* **Task description**
Check each line of the records below for the word "firewall" and copy those where it appears.

── Record list ──

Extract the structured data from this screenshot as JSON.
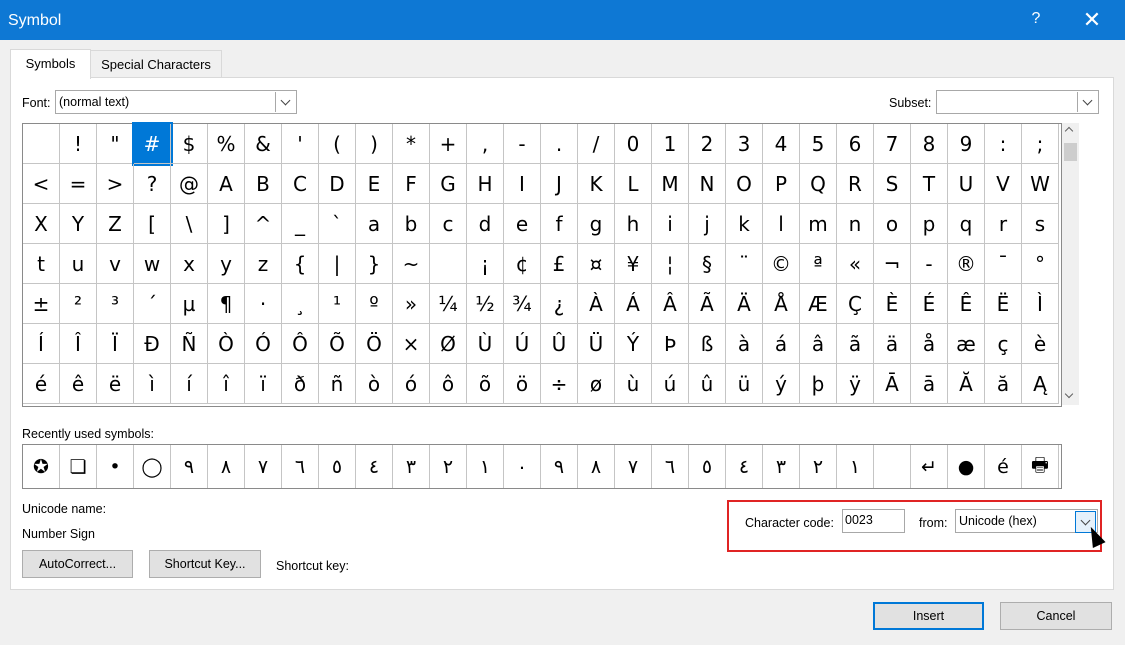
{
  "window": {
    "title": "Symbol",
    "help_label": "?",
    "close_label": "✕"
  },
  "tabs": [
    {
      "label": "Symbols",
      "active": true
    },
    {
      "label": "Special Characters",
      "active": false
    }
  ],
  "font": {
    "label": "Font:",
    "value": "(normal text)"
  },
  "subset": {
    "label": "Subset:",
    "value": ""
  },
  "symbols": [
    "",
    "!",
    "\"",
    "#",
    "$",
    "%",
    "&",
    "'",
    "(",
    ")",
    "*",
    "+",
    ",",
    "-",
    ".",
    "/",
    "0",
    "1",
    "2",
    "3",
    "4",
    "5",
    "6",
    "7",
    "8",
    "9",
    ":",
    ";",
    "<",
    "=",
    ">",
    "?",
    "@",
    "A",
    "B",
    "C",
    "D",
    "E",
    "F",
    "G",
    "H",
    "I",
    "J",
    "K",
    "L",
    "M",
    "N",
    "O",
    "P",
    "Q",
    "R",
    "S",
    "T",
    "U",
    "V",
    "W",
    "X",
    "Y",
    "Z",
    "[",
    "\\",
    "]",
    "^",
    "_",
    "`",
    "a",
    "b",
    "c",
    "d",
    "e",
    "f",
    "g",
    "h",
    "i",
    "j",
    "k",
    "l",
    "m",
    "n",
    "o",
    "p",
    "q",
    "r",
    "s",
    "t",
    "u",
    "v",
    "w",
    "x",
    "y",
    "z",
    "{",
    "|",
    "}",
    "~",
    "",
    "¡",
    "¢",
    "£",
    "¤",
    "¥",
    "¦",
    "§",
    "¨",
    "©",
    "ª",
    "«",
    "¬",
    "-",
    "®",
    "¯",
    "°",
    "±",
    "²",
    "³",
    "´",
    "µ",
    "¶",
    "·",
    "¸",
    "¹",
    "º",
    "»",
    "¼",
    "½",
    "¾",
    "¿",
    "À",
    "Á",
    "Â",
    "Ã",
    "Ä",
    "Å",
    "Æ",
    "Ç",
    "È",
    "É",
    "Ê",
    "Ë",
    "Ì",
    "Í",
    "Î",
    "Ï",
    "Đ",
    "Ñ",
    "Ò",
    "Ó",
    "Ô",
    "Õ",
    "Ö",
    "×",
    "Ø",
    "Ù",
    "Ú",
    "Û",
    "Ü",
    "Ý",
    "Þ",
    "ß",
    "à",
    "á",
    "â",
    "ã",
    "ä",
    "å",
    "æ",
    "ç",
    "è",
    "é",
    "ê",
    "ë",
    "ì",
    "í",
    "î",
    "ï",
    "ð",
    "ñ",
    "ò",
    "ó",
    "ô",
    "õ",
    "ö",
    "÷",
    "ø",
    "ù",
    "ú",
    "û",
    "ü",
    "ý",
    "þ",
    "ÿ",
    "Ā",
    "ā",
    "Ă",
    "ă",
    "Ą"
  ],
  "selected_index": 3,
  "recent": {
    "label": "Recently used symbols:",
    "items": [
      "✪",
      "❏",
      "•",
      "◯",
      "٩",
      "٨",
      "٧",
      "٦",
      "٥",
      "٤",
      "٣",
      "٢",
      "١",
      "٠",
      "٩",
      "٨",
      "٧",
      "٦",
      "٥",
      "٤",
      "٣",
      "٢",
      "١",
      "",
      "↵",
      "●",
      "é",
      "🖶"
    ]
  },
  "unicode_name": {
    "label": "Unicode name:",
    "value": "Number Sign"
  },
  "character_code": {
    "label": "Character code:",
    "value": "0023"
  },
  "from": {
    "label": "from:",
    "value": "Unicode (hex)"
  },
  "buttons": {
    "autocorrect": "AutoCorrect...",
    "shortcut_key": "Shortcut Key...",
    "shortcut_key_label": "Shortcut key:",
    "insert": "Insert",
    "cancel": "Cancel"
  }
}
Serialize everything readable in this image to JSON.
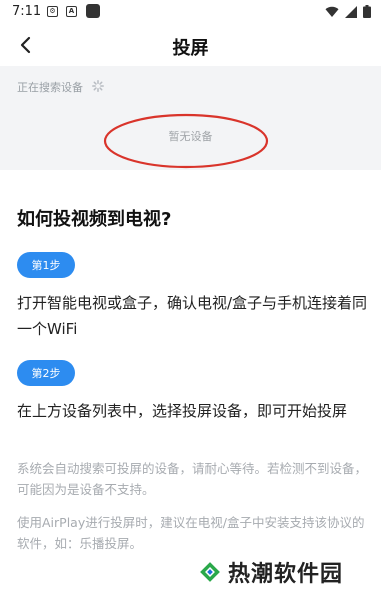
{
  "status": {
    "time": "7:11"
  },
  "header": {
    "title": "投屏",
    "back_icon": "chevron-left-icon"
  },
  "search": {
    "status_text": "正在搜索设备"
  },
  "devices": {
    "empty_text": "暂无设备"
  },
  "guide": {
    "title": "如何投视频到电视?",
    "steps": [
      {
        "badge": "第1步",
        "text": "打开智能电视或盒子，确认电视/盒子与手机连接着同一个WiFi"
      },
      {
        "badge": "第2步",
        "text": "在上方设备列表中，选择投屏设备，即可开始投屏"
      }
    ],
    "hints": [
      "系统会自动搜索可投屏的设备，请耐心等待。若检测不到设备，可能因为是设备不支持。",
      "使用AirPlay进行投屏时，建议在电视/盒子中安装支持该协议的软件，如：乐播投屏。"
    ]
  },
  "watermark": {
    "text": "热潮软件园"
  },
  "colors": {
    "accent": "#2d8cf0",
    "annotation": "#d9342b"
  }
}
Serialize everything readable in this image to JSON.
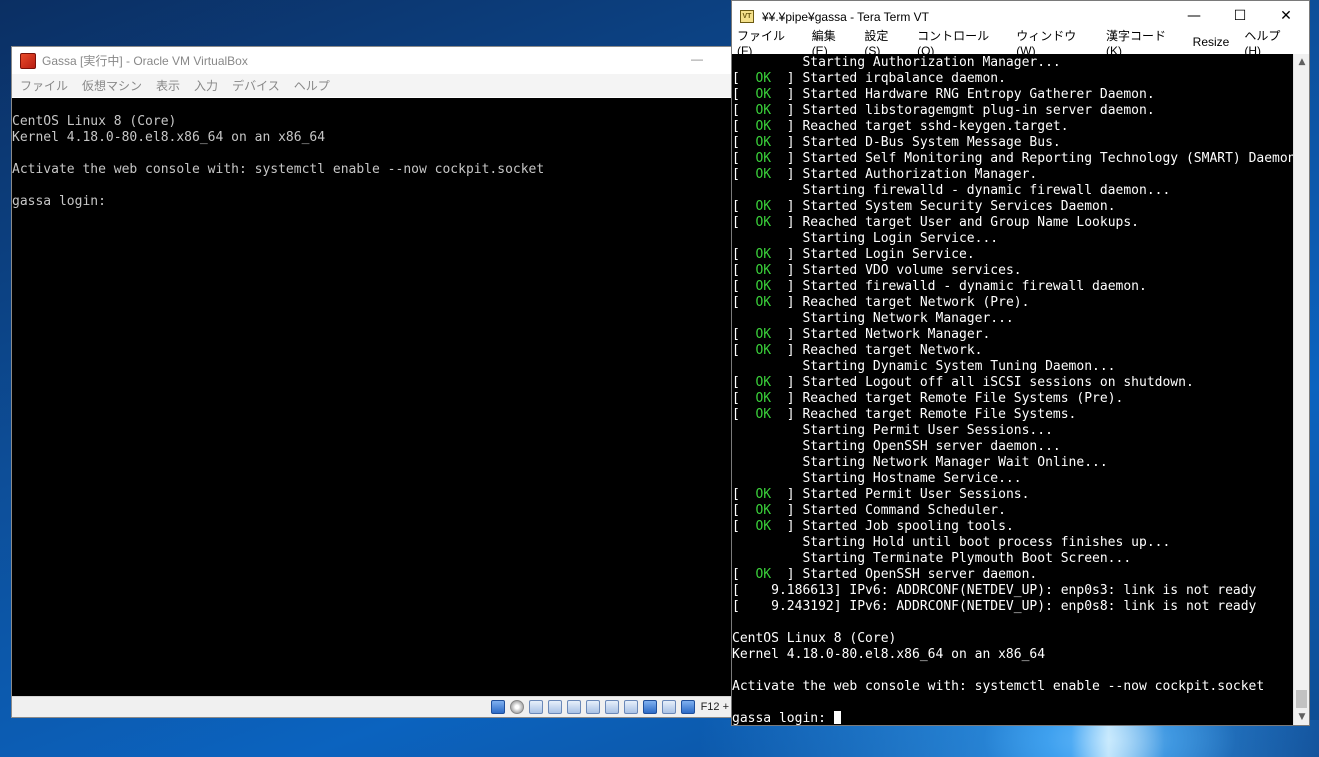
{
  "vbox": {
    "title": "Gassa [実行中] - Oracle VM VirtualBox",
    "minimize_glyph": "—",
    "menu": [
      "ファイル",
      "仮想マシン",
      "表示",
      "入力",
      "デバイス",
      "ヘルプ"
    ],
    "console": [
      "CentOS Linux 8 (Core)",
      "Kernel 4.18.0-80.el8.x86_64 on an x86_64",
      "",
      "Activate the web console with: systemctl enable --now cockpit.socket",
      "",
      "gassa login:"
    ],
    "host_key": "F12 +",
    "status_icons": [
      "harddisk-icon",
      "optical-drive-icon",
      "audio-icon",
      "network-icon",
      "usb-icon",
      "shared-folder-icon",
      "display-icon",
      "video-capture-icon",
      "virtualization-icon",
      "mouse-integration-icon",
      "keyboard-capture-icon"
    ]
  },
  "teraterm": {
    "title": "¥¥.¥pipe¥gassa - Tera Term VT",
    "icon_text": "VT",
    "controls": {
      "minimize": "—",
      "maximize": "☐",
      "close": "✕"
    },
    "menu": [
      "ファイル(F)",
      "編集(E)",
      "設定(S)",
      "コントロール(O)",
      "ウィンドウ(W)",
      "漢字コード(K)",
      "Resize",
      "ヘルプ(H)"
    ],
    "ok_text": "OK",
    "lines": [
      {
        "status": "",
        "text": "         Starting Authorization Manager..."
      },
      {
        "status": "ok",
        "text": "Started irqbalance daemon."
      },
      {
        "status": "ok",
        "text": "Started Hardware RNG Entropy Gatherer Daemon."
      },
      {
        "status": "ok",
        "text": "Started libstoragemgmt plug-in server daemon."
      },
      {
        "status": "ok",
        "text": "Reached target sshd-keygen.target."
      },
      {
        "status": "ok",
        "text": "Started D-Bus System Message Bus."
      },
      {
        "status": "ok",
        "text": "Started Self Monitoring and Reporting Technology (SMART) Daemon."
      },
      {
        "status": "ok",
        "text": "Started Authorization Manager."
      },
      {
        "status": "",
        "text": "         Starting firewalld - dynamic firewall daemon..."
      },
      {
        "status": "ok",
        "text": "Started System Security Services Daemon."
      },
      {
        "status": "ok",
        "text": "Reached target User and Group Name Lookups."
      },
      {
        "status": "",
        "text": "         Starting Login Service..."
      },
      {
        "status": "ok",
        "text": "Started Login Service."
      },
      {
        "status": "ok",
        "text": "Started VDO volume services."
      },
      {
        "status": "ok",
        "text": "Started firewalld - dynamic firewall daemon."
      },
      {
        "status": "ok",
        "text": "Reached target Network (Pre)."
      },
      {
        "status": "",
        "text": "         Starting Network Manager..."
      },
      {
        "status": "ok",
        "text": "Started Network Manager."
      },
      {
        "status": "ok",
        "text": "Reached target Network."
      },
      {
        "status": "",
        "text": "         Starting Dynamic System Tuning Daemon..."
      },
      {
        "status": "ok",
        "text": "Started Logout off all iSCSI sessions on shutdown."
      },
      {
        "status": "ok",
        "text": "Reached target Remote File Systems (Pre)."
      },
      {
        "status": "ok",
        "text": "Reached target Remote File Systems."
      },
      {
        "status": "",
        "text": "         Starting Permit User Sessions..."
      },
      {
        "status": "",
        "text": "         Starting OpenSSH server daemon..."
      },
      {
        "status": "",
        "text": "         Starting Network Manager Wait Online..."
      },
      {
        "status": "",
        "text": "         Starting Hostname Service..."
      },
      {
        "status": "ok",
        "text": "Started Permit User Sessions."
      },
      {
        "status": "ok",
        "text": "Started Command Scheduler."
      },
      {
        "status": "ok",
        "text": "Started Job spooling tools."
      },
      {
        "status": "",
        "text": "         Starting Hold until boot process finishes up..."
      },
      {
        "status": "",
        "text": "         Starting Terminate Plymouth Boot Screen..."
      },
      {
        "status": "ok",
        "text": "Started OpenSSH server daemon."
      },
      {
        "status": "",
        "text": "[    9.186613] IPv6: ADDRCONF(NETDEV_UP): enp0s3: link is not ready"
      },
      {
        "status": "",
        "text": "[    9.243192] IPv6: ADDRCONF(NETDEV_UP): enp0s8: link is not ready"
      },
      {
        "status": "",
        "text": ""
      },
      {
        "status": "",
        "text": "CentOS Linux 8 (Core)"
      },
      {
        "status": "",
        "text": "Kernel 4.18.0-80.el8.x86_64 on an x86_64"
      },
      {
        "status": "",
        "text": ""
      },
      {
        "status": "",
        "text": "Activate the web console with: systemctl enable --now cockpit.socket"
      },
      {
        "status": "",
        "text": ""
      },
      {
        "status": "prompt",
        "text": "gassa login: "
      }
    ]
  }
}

───
── Record list ──

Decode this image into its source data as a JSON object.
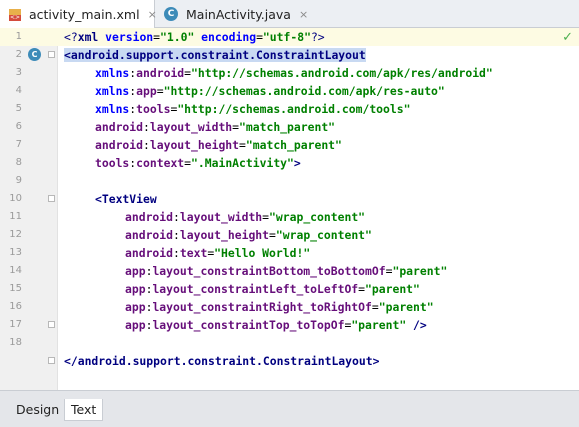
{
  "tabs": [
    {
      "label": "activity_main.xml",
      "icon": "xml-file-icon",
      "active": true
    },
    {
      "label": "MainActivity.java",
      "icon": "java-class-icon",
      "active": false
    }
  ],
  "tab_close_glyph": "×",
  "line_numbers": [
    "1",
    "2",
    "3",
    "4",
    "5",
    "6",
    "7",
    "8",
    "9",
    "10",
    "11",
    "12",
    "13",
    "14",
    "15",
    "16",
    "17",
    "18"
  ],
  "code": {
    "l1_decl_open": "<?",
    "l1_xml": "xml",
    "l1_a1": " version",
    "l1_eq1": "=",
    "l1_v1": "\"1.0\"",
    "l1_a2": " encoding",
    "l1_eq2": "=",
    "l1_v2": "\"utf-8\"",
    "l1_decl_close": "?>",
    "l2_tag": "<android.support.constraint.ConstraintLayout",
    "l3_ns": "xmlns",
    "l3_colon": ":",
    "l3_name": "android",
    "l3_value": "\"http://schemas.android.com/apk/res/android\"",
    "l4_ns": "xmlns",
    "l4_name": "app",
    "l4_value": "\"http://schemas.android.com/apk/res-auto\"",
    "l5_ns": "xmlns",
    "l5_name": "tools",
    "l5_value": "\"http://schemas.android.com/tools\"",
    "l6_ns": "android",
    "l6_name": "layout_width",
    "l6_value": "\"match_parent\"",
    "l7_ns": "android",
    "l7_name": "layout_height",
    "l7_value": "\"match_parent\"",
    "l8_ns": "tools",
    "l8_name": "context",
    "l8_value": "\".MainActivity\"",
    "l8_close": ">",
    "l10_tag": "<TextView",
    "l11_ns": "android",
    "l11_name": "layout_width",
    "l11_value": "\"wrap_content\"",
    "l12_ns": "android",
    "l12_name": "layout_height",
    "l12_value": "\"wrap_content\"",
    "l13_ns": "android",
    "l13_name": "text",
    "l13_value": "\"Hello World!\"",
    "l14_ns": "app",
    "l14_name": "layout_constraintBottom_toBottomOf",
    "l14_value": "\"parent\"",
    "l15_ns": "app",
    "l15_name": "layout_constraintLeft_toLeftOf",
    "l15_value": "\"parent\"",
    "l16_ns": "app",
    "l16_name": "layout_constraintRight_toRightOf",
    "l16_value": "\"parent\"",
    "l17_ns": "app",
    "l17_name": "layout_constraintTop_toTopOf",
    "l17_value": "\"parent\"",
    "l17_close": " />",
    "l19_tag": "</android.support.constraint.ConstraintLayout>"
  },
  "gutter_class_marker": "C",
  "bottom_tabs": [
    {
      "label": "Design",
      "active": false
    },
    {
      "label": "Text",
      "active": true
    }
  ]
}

───

* **Full answer**
        "text": "         Starting firewalld - dynamic firewall daemon..."
        "text": "Started firewalld - dynamic firewall daemon."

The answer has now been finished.